- [Required tasks]
A – Revise the article on Forrester's InsurTech predictions between "December 7, 2022" and "market is stagnant.", inclusive, replacing "wind-downs" with "shutdowns".
B – Continue the article on Forrester's InsurTech predictions from its last sentence.

- [Passage provided]

Many InsurTechs Exit the Marketplace, and Other 2023 Predictions From Forrester

December 7, 2022 by Chad Hemenway

More than a quarter of InsurTechs will leave the insurance marketplace in 2023 — just a couple years after investments in the space were at an all-time high, according to predictions from research and consulting firm Forrester.

“It’ll be a buyers’ market,” Ellen Carney, principal analyst and author of the report, told Insurance Journal. “The funding is drying up.”

In the original report, Carney predicted 25 percent of InsurTechs will exit the market in 2023 as wind-downs or via acquisition. But since the report’s publication, she said she believes that number to be “much higher,” based on additional information and sources. The InsurTech departures will be driven by high inflation, the black cloud of a recession and investors looking for more profitable firms. Plus, the tech IPO market is stagnant.

There have been some warning signs InsurTech investment has reached a turning point from an all-time high of $20.4 billion in 2021. In August, broker Gallagher Re said global investment in insurance technology was about $2.4 billion in Q2 2022, down 50 percent. Forrester said to expect investments in 2023 to look more like the prepandemic level of about $7 billion.

“The strong will buy the weak, and private equity firms will snag viable InsurTechs for their roll-up portfolios,” Carney said in the report. Insurers could use the InsurTech downturn to fill talent gaps and acquire digital technology “on the cheap.”

Find all of Forrester’s 2023 predictions: Predictions 2023: Insurance — Recession Reshapes Insurance Priorities

The latter could support another Forrester 2023 prediction that some of the top 10 insurers will introduce value-added services aimed at predicting and preventing loss.

(Stored data entries)
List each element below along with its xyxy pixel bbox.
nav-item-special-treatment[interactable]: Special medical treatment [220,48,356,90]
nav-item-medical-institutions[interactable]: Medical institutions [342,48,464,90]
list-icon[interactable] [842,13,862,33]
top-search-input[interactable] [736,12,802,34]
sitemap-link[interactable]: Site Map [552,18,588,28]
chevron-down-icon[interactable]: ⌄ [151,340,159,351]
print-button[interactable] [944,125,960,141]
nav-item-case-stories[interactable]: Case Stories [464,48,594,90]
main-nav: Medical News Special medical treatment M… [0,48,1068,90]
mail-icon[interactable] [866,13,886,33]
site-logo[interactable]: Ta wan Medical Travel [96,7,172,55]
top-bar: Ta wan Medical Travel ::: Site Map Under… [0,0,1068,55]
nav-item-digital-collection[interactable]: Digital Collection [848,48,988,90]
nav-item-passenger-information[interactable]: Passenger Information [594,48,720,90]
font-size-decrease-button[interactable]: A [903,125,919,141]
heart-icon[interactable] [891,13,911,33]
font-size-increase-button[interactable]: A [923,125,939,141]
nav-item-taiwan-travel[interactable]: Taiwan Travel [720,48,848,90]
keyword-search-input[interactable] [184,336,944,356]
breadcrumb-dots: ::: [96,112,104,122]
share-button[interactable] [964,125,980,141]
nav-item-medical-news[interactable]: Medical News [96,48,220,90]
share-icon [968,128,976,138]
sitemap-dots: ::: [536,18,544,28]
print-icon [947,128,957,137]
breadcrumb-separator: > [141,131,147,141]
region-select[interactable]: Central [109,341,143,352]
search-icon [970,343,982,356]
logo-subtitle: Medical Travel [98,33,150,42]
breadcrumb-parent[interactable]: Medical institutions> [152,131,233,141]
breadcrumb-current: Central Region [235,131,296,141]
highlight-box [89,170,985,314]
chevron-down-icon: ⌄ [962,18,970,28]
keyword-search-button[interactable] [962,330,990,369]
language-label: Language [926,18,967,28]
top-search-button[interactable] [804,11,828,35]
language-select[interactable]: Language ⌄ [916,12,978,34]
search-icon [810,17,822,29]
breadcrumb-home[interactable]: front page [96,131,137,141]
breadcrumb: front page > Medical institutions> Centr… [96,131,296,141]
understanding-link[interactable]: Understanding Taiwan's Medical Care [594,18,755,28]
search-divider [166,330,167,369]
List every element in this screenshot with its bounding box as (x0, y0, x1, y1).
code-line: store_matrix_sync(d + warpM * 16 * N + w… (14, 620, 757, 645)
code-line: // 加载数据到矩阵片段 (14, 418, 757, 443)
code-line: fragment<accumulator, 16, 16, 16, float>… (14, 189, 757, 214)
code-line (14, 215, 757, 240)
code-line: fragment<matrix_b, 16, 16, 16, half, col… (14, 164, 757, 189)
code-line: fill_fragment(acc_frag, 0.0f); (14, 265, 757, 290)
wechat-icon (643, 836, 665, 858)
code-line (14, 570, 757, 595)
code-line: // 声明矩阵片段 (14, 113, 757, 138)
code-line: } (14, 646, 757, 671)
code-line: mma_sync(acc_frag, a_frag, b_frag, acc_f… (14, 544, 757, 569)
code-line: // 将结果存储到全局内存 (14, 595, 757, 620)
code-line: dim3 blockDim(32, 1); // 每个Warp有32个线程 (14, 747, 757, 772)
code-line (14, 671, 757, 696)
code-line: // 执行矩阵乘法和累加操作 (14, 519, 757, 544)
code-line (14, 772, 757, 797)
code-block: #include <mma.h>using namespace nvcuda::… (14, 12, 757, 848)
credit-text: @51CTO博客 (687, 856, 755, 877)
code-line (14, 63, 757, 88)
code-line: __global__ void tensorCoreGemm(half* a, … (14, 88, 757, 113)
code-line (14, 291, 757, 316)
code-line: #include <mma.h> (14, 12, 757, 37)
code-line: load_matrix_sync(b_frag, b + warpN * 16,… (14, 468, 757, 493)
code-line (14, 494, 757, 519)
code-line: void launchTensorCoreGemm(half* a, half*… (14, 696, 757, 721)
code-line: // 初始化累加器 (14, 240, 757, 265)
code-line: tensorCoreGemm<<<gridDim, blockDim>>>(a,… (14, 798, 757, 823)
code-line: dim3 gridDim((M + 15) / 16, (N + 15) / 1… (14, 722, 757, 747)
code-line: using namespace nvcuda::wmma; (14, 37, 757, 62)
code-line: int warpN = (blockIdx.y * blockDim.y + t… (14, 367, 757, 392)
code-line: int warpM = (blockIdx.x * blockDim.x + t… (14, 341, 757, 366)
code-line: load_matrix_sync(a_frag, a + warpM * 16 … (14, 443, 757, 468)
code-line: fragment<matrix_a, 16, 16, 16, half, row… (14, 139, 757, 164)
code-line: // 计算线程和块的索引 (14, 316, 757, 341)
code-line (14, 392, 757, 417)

- [Task answers]
A –
December 7, 2022 by Chad Hemenway

More than a quarter of InsurTechs will leave the insurance marketplace in 2023 — just a couple years after investments in the space were at an all-time high, according to predictions from research and consulting firm Forrester.

“It’ll be a buyers’ market,” Ellen Carney, principal analyst and author of the report, told Insurance Journal. “The funding is drying up.”

In the original report, Carney predicted 25 percent of InsurTechs will exit the market in 2023 as shutdowns or via acquisition. But since the report’s publication, she said she believes that number to be “much higher,” based on additional information and sources. The InsurTech departures will be driven by high inflation, the black cloud of a recession and investors looking for more profitable firms. Plus, the tech IPO market is stagnant.

B –
Forrester said consumers are interested in these services — home maintenance programs to manage risk, for instance. Carney said this extension of an insurer’s brand to helping customers prevent losses could “reduce the disappointment factor” during the claims process and keep policyholders more engaged in their insurance while insurers gain more information from an underwriting perspective. State Farm has already adopted a predict-prevent mindset with its investment in ADT, which carries an existing partnership with Google.

Also, say hello to more usage-based insurance, flexible payment options and embedded insurance, according to Forrester, which said embedded insurance will “boom in 2023.”

“The everyday necessities of daily life — gas, groceries, rent — are going to lead to more policy lapses or coverage downsizing,” Carney said while predicting policy lapses will go up 20 percent. “This will lead to more willingness to trade data for discounts.”

Forrester said usage-based insurance options as the single way to get discounts will “finally achieve double-digit market share.”